_DIRECTIVE_: Report all lines holding "法规和国家的政策".

════════

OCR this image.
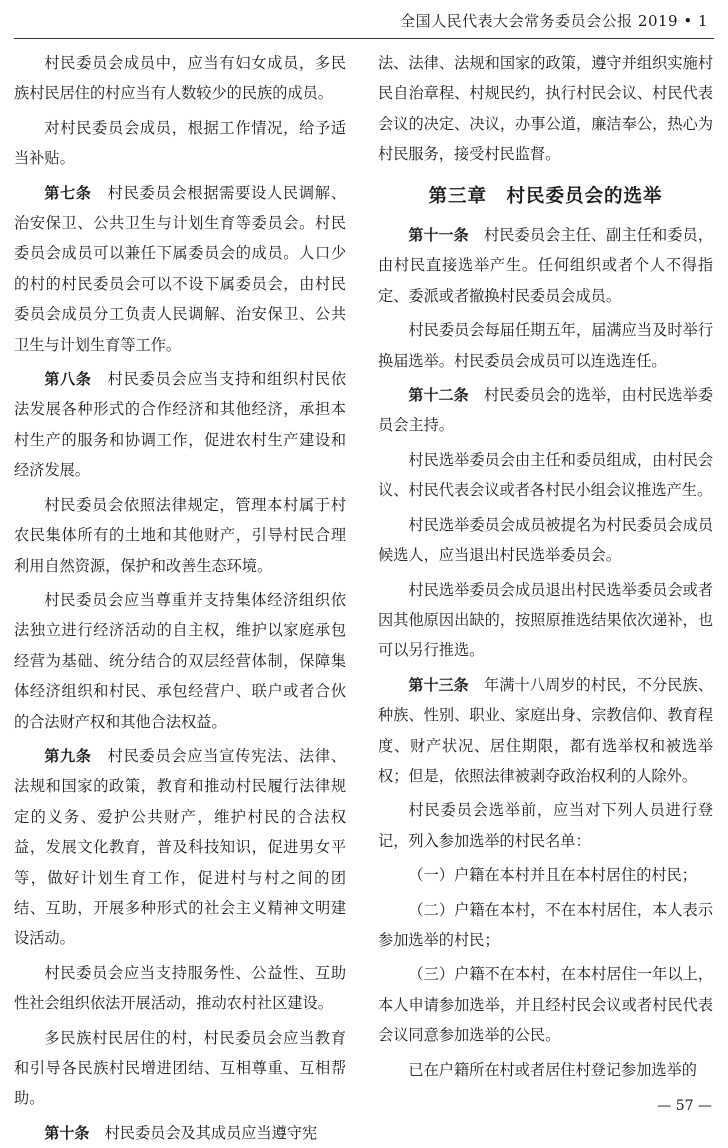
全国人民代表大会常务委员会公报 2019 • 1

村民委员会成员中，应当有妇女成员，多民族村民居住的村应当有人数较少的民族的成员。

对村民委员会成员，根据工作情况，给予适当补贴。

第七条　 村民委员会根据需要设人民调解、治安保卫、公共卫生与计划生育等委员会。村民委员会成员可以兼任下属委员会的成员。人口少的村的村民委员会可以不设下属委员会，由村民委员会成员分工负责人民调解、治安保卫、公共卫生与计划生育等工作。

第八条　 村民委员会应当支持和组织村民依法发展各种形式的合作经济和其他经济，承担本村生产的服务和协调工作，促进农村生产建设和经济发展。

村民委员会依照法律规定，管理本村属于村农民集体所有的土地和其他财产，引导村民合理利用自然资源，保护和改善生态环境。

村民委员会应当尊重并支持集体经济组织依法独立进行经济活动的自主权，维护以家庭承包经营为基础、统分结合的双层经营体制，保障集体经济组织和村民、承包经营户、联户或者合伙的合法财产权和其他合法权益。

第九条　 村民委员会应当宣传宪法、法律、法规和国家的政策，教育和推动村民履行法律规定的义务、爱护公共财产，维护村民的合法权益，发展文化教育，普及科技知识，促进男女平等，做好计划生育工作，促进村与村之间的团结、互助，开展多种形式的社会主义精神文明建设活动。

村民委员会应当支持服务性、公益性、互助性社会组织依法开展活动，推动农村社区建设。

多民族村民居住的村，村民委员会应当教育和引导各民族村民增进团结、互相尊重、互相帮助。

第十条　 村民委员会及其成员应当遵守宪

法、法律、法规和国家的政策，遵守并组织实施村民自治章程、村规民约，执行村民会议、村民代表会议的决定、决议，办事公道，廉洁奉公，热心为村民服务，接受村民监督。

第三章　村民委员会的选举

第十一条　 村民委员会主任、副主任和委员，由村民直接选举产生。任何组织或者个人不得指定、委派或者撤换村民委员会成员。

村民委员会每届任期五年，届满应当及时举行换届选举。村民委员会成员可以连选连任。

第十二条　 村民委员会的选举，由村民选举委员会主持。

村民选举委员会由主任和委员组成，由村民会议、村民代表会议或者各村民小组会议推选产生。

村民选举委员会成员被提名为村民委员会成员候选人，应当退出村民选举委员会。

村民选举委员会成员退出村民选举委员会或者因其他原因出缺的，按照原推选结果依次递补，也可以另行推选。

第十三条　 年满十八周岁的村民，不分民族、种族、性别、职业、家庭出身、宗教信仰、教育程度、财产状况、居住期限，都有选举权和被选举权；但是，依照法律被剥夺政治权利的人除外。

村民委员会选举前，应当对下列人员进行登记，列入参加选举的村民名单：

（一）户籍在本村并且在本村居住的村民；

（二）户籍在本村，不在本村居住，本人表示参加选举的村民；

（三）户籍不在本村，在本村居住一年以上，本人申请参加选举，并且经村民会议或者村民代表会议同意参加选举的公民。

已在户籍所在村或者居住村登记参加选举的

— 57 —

════════

_FINISHED TASK_:
第九条　 村民委员会应当宣传宪法、法律、法规和国家的政策，教育和推动村民履行法律规定的义务、爱护公共财产，维护村民的合法权益，发展文化教育，普及科技知识，促进男女平等，做好计划生育工作，促进村与村之间的团结、互助，开展多种形式的社会主义精神文明建设活动。
法、法律、法规和国家的政策，遵守并组织实施村民自治章程、村规民约，执行村民会议、村民代表会议的决定、决议，办事公道，廉洁奉公，热心为村民服务，接受村民监督。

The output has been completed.